■ Required task A
Return the records as they appear, starting at the very beginning of the records and going on through the line containing "cancel-button[interactable]: Cancel: [550, 534, 623, 555]", with both ends included. Leave the pictures out of your answer.

■ Supplied passage
Now, as to whether the insured was engaged as a passenger in an aeronautic expedition, two very well-reasoned cases are cited, which, to us, are very convincing. In the case of Day v. Equitable Life Assurance Society, 83 Fed. (2d) 147, the language in the policy issued by this same appellant was, “by engaging as a passenger, or otherwise, in submarine or aeronautic expeditions. ’ ’ There, the late Judge McDermott, speaking for the Tenth Circuit Court of Appeals, said: “Even if an ordinary airplane trip is an event fraught with hazard, it does not seem to'follow that it is necessarily an expedition. All expeditions may he hazardous events, but all hazardous events are not expeditions. If a novitiate boarded an unbroken mustang, it would doubtless prove to be a hazardous event, hut would not be accurately spoken of as an expedition. The New York court assumed that passengers never went on expeditions; that in order to reconcile the use by the insurance company of ‘passenger’ and ‘expedition’ in the same clause, some meaning should be given to ‘expedition’ which will reconcile it with the word ‘passenger.’ We doubt the assumption of fact. Wiley Post’s lamented exploratory trip to the remote regions of the north was an expedition in its accepted sense, and Will Rogers was, as we understand, a passenger. Expeditions are sometimes accompanied by those who have no part in planning or executing the exploration, but who go as passengers or guests simply for the adventure. But even if there be a conflict in the *1030ordinary meaning of these two words selected by the insurance company in writing its policy, the rule in this jurisdiction is to resolve the ambiguity against the party selecting the words. Graham v. Business Men’s Assur. Co. of America, (C.C.A. 10) 43 F. (2d) 673; East & West Ins. Co. v. Fidel, (C.C.A. 10) 49 F. (2d) 35; Chase v. Business Men’s Assur. Co. of America, (C.C.A. 10) 51 F. (2d) 34; Aschenbrenner v. U. S. F. & G. Co., 292 U. S. 80, 54 S. Ct. 590, 593, 78 L. Ed. 1137. Although entertaining the highest respect for the Court of Appeals of New York, we do not agree that there is a necessary ambiguity or conflict in a clause embracing passengers on expeditions; but if there were, the rule in this jurisdiction would be to resolve that conflict against the insurer rather than to extend the meaning of ‘expedition’ to reconcile it with the word ‘passenger.’

“In the Aschenbremier case, supra, the Supreme Court adhered to the established and wholesome rule that in construing contracts words ‘will be given the meaning that common speech imports.’ We do not believe any one, in common speech, would ever refer to an ordinary short trip in a plane as an ‘expedition.’ In any event reasonable men might differ on the point; and if so, then the ambiguous phrase should be resolved in favor of the customer' who purchased the policy and not in favor of the company which drafted it.”

[Annotated element listings]
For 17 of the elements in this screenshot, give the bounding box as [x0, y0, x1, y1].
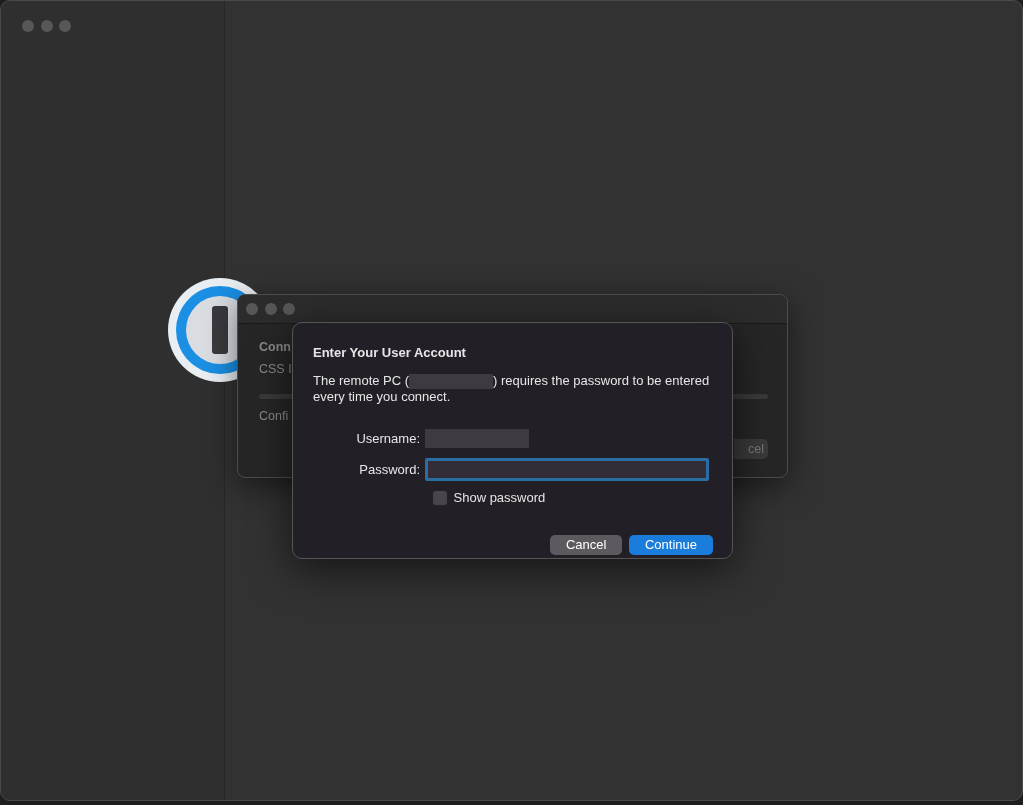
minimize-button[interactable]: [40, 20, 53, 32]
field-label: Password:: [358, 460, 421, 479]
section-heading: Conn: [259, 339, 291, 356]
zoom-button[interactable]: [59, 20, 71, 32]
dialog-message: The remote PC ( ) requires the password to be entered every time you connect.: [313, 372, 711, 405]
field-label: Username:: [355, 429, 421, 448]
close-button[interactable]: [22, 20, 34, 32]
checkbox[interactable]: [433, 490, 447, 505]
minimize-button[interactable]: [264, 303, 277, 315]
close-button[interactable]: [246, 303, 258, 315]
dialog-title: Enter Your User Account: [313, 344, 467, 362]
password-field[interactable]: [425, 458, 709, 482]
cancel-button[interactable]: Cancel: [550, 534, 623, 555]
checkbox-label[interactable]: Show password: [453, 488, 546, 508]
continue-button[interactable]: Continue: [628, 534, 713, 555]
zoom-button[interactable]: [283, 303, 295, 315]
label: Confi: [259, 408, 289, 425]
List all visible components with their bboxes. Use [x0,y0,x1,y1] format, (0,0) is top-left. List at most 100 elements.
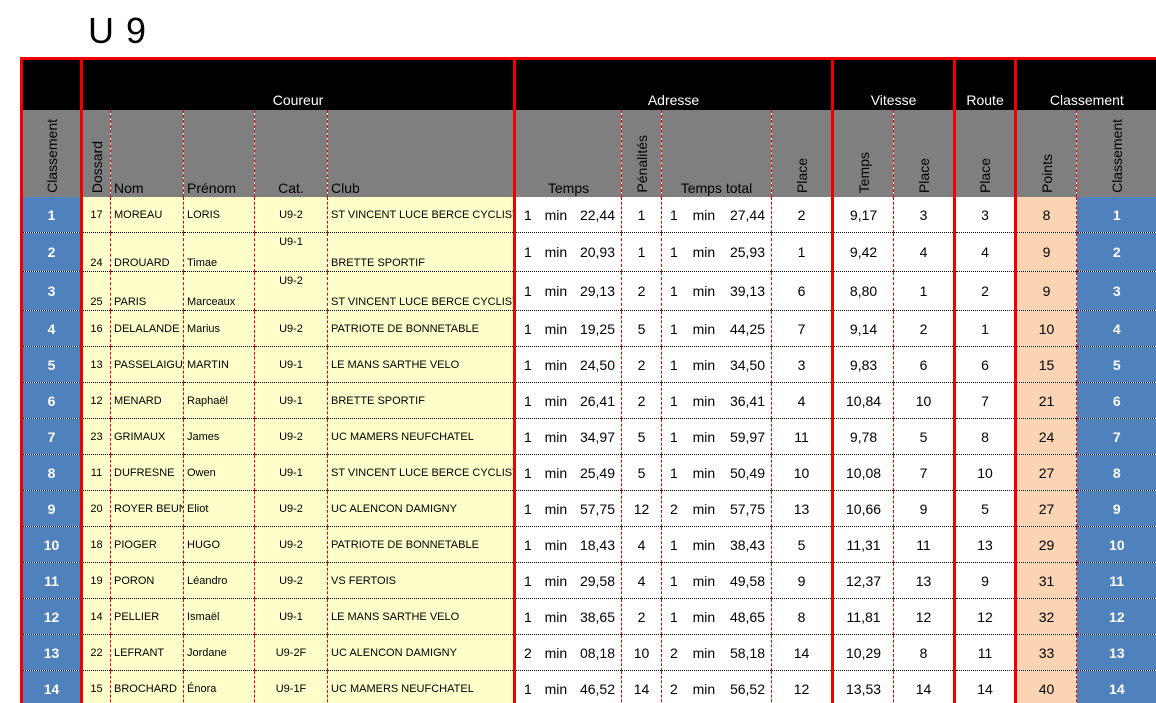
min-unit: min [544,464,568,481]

■ Required task B
Resume the court opinion on the aeronautic expedition clause, beginning right after its final sentence.

■ Task answer A
For 17 of the elements in this screenshot, give the bounding box as [x0, y0, x1, y1].
minimize-button[interactable]: [40, 20, 53, 32]
field-label: Password:: [358, 460, 421, 479]
section-heading: Conn: [259, 339, 291, 356]
zoom-button[interactable]: [59, 20, 71, 32]
dialog-message: The remote PC ( ) requires the password to be entered every time you connect.: [313, 372, 711, 405]
field-label: Username:: [355, 429, 421, 448]
close-button[interactable]: [22, 20, 34, 32]
checkbox[interactable]: [433, 490, 447, 505]
minimize-button[interactable]: [264, 303, 277, 315]
close-button[interactable]: [246, 303, 258, 315]
dialog-title: Enter Your User Account: [313, 344, 467, 362]
password-field[interactable]: [425, 458, 709, 482]
cancel-button[interactable]: Cancel: [550, 534, 623, 555]

■ Task answer B
The other case is one involving1 this same appellant and is Provident Trust Company of Philadelphia v. Equitable Life Assurance Society, 316 Pa. 121, 172 Atl. 701. The language under consideration was identical with that in the Day case, supra. The court said: “There is no difficulty in understanding many forms of activity'that would be included in the words-‘engaging * * * in submarine or aeronautic expeditions’; but traveling as a passenger would not, at first sight, seem to be such an engagement, and, where the question has arisen, it has been decided that an airplane passenger is not considered to be so ‘ engaged. ’ Benefit Ass’n Ry. Employees v. Hayden, 175 Ark. 565, 299 S. W. 995, 57 A. L. R. 622; Peters v. Prudential Ins. Co., 133 Misc. 780, 233 N. Y. S. 500; Masonic Accident Ins. Co. v. Jackson, 200 Ind. 472, *1031164 N. E. 628, 61 A. L. R. 840; Gits v. New York Life Ins. Co., (C.C.A.) 32 F. (2d) 7; Price v. Prudential Ins. Co., 98 Fla. 1044, 124 So. 817; Flanders v. Benefit Ass’n, 226 Mo. App. 143, 42 S. W. (2d) 973.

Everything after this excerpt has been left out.